*STUDY TEXT*:

-------------------------

By doing something like this, they can abstract the actual underlying CPU hardware and architecture out of the applications themselves as well as maintain a truly safe sandbox where private and undocumented APIs simply will not be allowed to work. Apps on the App Store would be submitted in this intermediate format which they can translate into the machine code that’s native to whatever CPU happens to be in the device you’re downloading the app for or they could simply put a JIT in iPhoneOS (although there’s no reason to waste the CPU cycles on the device if they can translate them once on the backend – at least for mobile stuff).
Pretty much complementary to my reasoning.
Rainer, it is interesting to note that Adobe built their ActionScript/Flash compiler for iPhone on top of LLVM.
Thanks, I wasn’t aware of that. However, I don’t think that this invalidates my original argument, which is more based on Clang than on LLVM. Christopher Lloyd also remarked on this:
…Yet Adobe uses llvm for the compiled Flash, so they don’t like Adobe’s parser? silly. http://bit.ly/MQtRZ
Also thanks to Daveed Vandevoorde, who remarked that the LLVM bytecode isn’t as platform-independent as I thought – things like sizes of variables and ABIs (Application Binary Interfaces) stand in the way. Still, it’s not impossible to see Apple defining a generic target platform, in terms of sizes of pointers, integers and so forth, and a specific endianness and runtime ABI, and then staying within the bytecode for that.

-------------------------

*LISTED ENTRIES*:
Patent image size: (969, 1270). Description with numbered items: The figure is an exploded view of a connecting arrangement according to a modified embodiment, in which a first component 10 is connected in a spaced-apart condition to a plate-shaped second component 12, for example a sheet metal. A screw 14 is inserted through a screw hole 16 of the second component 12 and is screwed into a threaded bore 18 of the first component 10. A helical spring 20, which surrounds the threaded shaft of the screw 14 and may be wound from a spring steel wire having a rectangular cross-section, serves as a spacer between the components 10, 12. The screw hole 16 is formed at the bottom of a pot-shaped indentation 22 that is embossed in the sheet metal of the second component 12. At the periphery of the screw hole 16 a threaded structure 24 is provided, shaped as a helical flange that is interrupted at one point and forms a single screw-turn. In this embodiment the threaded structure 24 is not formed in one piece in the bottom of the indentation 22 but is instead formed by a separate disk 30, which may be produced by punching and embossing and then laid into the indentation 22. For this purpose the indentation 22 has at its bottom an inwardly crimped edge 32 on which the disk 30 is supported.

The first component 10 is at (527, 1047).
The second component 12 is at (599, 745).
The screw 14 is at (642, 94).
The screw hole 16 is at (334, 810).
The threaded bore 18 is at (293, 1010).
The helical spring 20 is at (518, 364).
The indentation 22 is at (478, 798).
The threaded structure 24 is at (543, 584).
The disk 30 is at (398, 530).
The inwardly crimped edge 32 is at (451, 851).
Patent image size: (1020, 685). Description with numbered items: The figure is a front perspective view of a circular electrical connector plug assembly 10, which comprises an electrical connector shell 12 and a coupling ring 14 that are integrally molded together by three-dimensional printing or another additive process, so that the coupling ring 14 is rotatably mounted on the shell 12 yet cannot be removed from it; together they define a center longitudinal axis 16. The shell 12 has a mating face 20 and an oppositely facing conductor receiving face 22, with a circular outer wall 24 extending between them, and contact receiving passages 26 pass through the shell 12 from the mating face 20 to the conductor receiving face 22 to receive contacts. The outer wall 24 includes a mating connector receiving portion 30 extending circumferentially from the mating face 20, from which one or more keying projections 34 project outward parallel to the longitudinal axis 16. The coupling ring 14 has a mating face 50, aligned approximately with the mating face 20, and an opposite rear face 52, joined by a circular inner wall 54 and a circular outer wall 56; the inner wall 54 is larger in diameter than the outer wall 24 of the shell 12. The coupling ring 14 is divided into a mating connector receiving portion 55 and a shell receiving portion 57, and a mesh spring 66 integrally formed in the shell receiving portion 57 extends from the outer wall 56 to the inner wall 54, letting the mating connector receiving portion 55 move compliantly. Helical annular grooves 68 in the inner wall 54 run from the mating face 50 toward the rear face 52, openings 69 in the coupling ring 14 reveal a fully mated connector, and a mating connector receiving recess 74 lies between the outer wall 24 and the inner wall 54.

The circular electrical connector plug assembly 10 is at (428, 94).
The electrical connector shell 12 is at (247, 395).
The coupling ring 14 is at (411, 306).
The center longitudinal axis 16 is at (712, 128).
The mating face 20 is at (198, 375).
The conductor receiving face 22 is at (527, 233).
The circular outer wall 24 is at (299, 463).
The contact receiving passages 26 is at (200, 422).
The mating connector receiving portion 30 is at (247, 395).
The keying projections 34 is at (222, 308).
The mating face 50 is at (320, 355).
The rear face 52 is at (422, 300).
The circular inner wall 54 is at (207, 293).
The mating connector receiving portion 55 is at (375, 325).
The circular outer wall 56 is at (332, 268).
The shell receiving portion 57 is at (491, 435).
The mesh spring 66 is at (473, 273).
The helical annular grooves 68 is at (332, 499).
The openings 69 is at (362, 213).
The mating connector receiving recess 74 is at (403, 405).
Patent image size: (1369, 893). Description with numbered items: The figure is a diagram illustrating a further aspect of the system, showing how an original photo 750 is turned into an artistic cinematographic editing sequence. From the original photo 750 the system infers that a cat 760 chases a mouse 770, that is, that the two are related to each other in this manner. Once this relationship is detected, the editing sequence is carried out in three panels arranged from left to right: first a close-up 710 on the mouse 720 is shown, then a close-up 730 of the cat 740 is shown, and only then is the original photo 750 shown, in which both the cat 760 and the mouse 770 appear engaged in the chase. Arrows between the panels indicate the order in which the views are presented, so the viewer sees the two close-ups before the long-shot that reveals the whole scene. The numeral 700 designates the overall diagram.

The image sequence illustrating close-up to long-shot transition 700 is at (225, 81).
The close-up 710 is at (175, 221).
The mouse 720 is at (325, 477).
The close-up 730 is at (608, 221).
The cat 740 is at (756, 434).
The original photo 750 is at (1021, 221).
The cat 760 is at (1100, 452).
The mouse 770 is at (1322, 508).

-------------------------

*EXERCISE TASKS*:
**A)** List every person named in the LLVM discussion.
**B)** Please update the LLVM discussion by rewriting everything from "By doing something" down to "for mobile stuff).", with "intermediate format" changed to "bytecode format".
The data comes from a different source than the text.

*RESPONSES FOR EACH TASK*:
**A)** Rainer, Christopher Lloyd, Daveed Vandevoorde

**B)**
By doing something like this, they can abstract the actual underlying CPU hardware and architecture out of the applications themselves as well as maintain a truly safe sandbox where private and undocumented APIs simply will not be allowed to work. Apps on the App Store would be submitted in this bytecode format which they can translate into the machine code that’s native to whatever CPU happens to be in the device you’re downloading the app for or they could simply put a JIT in iPhoneOS (although there’s no reason to waste the CPU cycles on the device if they can translate them once on the backend – at least for mobile stuff).